* BEGIN The records *

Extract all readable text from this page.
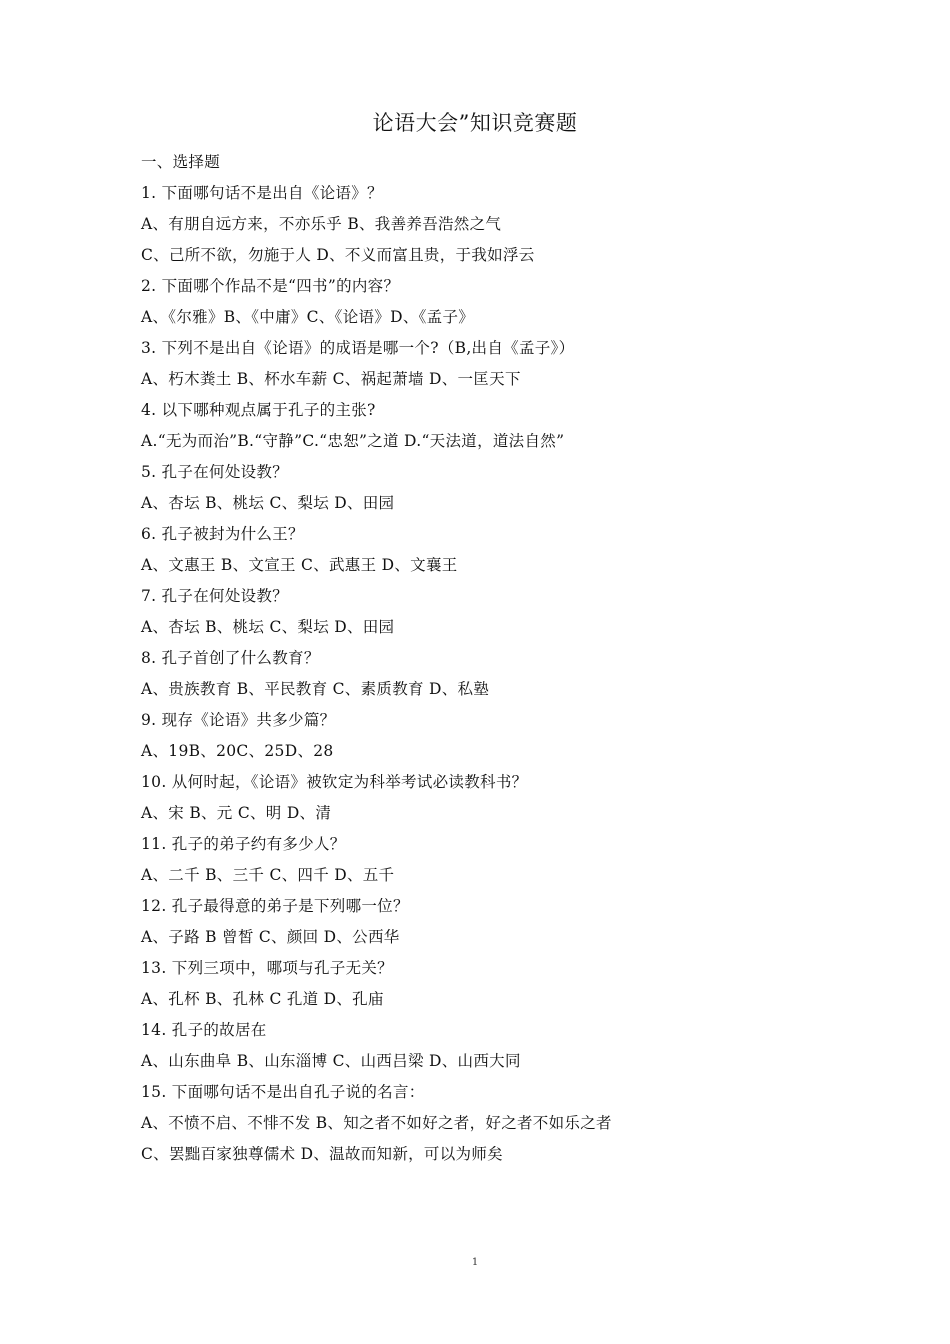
论语大会”知识竞赛题
一、选择题
1. 下面哪句话不是出自《论语》？
A、有朋自远方来，不亦乐乎 B、我善养吾浩然之气
C、己所不欲，勿施于人 D、不义而富且贵，于我如浮云
2. 下面哪个作品不是“四书”的内容？
A、《尔雅》B、《中庸》C、《论语》D、《孟子》
3. 下列不是出自《论语》的成语是哪一个?（B,出自《孟子》）
A、朽木粪土 B、杯水车薪 C、祸起萧墙 D、一匡天下
4. 以下哪种观点属于孔子的主张?
A.“无为而治”B.“守静”C.“忠恕”之道 D.“天法道，道法自然”
5. 孔子在何处设教？
A、杏坛 B、桃坛 C、梨坛 D、田园
6. 孔子被封为什么王？
A、文惠王 B、文宣王 C、武惠王 D、文襄王
7. 孔子在何处设教？
A、杏坛 B、桃坛 C、梨坛 D、田园
8. 孔子首创了什么教育？
A、贵族教育 B、平民教育 C、素质教育 D、私塾
9. 现存《论语》共多少篇？
A、19B、20C、25D、28
10. 从何时起，《论语》被钦定为科举考试必读教科书？
A、宋 B、元 C、明 D、清
11. 孔子的弟子约有多少人？
A、二千 B、三千 C、四千 D、五千
12. 孔子最得意的弟子是下列哪一位？
A、子路 B 曾皙 C、颜回 D、公西华
13. 下列三项中，哪项与孔子无关？
A、孔杯 B、孔林 C 孔道 D、孔庙
14. 孔子的故居在
A、山东曲阜 B、山东淄博 C、山西吕梁 D、山西大同
15. 下面哪句话不是出自孔子说的名言：
A、不愤不启、不悱不发 B、知之者不如好之者，好之者不如乐之者
C、罢黜百家独尊儒术 D、温故而知新，可以为师矣
1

* END The records *

Given task. Quote every line word for word and keep the images out of the copy.

Solution for this task.
Extract all readable text from this page.
论语大会”知识竞赛题
一、选择题
1. 下面哪句话不是出自《论语》？
A、有朋自远方来，不亦乐乎 B、我善养吾浩然之气
C、己所不欲，勿施于人 D、不义而富且贵，于我如浮云
2. 下面哪个作品不是“四书”的内容？
A、《尔雅》B、《中庸》C、《论语》D、《孟子》
3. 下列不是出自《论语》的成语是哪一个?（B,出自《孟子》）
A、朽木粪土 B、杯水车薪 C、祸起萧墙 D、一匡天下
4. 以下哪种观点属于孔子的主张?
A.“无为而治”B.“守静”C.“忠恕”之道 D.“天法道，道法自然”
5. 孔子在何处设教？
A、杏坛 B、桃坛 C、梨坛 D、田园
6. 孔子被封为什么王？
A、文惠王 B、文宣王 C、武惠王 D、文襄王
7. 孔子在何处设教？
A、杏坛 B、桃坛 C、梨坛 D、田园
8. 孔子首创了什么教育？
A、贵族教育 B、平民教育 C、素质教育 D、私塾
9. 现存《论语》共多少篇？
A、19B、20C、25D、28
10. 从何时起，《论语》被钦定为科举考试必读教科书？
A、宋 B、元 C、明 D、清
11. 孔子的弟子约有多少人？
A、二千 B、三千 C、四千 D、五千
12. 孔子最得意的弟子是下列哪一位？
A、子路 B 曾皙 C、颜回 D、公西华
13. 下列三项中，哪项与孔子无关？
A、孔杯 B、孔林 C 孔道 D、孔庙
14. 孔子的故居在
A、山东曲阜 B、山东淄博 C、山西吕梁 D、山西大同
15. 下面哪句话不是出自孔子说的名言：
A、不愤不启、不悱不发 B、知之者不如好之者，好之者不如乐之者
C、罢黜百家独尊儒术 D、温故而知新，可以为师矣
1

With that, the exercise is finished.